*GOAL*. Spot each line in the records below where the word "heart" occurs, then copy it.

*ENTRIES PROVIDED*.
###

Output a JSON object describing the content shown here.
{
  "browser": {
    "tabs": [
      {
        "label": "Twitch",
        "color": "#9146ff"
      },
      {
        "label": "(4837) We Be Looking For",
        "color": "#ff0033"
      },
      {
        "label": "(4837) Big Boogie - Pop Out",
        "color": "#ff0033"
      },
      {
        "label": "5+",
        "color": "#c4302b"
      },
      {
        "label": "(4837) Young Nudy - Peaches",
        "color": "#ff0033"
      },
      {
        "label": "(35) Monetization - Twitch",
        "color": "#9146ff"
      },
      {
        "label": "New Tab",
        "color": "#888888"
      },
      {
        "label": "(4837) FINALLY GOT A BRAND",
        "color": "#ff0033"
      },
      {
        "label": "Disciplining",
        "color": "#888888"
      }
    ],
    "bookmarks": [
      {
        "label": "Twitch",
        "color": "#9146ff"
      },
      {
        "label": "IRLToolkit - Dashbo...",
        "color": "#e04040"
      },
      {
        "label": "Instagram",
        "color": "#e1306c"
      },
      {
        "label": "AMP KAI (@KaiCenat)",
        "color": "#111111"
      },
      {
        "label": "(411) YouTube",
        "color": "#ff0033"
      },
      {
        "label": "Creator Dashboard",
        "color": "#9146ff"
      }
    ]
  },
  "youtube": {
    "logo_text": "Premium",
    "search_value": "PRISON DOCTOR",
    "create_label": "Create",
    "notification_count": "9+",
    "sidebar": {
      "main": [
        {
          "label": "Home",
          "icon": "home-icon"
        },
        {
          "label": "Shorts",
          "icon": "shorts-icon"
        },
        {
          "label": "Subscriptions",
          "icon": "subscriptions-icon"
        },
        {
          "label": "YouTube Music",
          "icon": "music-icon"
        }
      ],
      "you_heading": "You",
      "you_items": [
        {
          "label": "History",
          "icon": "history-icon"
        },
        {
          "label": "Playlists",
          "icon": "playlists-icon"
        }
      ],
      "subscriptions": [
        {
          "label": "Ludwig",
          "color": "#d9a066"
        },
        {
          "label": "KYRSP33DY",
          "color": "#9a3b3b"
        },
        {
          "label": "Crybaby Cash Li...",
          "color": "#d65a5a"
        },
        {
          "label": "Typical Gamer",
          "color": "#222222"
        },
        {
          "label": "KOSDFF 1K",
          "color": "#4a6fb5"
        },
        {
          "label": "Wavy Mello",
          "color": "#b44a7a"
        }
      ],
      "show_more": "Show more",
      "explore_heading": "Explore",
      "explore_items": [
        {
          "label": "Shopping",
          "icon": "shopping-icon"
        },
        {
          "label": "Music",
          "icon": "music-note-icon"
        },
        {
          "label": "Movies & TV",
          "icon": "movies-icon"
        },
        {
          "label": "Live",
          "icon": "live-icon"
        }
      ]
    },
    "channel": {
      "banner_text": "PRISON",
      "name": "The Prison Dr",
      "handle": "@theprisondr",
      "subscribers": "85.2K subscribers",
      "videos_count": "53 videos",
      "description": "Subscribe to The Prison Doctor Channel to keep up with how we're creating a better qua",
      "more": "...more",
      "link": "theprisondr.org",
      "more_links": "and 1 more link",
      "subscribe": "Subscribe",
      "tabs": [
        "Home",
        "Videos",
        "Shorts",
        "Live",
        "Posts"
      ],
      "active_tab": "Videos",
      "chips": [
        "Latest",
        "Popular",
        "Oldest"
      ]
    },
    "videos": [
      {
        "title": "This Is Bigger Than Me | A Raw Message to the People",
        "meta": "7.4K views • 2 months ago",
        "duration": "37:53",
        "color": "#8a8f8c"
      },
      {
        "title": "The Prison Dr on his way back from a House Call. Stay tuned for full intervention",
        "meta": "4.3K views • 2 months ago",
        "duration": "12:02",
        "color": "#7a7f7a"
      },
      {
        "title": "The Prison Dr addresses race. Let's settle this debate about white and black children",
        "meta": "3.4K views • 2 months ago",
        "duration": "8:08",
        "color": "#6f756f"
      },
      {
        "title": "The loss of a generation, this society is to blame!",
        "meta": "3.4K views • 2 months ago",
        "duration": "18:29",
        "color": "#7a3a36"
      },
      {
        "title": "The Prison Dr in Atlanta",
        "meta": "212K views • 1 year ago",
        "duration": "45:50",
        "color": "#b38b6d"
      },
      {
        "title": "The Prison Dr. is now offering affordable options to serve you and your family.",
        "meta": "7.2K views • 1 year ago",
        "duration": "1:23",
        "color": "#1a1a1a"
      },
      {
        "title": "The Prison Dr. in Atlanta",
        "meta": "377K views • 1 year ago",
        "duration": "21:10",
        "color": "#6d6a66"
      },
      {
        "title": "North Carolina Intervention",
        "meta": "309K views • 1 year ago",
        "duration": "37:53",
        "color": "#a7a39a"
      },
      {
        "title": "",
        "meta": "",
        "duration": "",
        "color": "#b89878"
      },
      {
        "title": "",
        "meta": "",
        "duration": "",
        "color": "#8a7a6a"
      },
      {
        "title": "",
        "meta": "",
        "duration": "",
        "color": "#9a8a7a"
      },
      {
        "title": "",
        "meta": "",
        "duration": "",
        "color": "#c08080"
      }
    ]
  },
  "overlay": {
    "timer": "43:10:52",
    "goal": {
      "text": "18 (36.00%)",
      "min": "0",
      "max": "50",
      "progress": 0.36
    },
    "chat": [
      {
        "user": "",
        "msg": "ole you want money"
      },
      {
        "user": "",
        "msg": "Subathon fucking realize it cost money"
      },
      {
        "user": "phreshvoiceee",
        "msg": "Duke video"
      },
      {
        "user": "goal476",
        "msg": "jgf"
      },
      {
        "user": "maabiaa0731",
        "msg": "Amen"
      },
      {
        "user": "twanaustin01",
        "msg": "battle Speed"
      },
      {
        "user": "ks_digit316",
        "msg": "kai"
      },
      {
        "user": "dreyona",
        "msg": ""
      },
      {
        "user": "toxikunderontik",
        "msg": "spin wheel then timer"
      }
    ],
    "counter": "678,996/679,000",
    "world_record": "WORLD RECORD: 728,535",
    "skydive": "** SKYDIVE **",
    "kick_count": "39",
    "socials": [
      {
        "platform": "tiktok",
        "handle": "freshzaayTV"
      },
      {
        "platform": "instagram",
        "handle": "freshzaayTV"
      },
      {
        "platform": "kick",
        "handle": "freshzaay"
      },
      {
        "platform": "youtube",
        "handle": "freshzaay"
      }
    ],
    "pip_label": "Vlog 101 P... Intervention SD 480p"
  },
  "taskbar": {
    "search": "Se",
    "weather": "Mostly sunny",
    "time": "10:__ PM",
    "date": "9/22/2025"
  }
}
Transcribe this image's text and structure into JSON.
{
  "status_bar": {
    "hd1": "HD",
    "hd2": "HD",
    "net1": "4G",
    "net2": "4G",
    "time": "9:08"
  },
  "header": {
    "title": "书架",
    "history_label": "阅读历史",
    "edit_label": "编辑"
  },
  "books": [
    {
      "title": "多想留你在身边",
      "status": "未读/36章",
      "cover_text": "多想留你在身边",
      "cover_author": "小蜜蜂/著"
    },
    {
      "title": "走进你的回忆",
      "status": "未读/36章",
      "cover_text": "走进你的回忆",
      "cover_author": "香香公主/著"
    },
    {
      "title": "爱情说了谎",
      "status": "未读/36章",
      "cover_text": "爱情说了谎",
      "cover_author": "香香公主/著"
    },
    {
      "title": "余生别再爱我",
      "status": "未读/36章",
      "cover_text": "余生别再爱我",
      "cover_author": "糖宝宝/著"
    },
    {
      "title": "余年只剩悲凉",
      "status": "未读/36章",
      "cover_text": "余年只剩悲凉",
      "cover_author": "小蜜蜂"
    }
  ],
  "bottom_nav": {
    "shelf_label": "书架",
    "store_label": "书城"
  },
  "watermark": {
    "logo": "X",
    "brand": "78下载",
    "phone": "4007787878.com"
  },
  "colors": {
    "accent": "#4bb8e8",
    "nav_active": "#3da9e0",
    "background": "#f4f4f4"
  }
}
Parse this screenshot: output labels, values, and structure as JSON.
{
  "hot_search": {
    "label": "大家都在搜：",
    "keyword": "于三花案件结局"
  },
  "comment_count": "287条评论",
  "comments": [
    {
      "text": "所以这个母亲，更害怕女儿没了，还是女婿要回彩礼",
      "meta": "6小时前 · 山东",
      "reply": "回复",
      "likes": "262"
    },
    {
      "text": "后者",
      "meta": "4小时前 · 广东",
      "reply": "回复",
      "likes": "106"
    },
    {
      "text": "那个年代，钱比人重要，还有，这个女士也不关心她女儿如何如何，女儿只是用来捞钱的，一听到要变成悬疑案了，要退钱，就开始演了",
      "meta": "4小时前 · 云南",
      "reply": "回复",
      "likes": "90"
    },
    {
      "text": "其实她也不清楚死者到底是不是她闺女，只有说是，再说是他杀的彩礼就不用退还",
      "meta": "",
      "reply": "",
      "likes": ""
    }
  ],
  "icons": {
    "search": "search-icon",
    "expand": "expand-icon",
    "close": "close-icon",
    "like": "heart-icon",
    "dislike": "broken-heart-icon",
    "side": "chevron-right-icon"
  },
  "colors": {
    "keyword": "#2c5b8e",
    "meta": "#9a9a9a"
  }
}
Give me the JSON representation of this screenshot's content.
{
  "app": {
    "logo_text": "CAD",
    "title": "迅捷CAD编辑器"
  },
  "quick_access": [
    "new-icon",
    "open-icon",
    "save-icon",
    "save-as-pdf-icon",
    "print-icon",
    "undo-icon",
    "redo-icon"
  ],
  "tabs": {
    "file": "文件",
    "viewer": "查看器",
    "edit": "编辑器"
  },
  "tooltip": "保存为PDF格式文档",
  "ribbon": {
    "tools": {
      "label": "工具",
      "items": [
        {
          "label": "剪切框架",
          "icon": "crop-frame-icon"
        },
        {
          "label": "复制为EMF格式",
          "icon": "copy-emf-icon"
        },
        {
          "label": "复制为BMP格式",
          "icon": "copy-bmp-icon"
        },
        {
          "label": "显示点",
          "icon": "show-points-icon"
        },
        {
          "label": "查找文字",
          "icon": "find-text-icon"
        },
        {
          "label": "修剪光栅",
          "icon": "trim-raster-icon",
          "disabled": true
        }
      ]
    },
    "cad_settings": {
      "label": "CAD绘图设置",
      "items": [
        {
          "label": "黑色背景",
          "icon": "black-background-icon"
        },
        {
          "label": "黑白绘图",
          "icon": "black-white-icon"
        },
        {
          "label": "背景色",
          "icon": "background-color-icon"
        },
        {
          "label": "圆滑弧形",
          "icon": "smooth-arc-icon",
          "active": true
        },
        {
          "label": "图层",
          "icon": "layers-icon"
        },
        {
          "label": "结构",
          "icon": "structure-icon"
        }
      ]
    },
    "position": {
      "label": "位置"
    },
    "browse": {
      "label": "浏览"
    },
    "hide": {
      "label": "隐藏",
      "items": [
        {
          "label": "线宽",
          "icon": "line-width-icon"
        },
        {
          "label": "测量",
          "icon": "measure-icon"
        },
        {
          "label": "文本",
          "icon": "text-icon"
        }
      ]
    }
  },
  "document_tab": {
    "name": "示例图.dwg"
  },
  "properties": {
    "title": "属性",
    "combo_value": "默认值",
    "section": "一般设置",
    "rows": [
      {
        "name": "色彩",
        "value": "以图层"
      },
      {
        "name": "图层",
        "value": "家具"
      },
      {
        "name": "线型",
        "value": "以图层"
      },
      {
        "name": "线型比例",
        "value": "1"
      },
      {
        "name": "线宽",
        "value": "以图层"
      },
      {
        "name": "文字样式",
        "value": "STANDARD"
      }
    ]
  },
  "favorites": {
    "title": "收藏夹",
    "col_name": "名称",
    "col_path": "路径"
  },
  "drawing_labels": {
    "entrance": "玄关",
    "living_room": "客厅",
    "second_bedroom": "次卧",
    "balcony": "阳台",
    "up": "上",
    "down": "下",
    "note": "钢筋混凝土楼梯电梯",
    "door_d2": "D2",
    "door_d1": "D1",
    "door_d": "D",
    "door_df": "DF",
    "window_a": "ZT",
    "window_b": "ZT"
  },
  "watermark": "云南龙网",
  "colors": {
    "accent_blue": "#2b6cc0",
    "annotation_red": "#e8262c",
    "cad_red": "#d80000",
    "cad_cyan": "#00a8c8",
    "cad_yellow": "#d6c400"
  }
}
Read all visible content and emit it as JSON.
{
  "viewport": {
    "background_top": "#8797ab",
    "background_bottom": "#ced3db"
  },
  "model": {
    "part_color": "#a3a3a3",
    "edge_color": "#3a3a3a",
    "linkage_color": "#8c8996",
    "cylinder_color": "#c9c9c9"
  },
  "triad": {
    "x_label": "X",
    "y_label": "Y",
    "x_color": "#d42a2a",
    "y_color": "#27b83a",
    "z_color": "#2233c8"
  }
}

###

*TASK SOLUTION*.
    "like": "heart-icon",
    "dislike": "broken-heart-icon",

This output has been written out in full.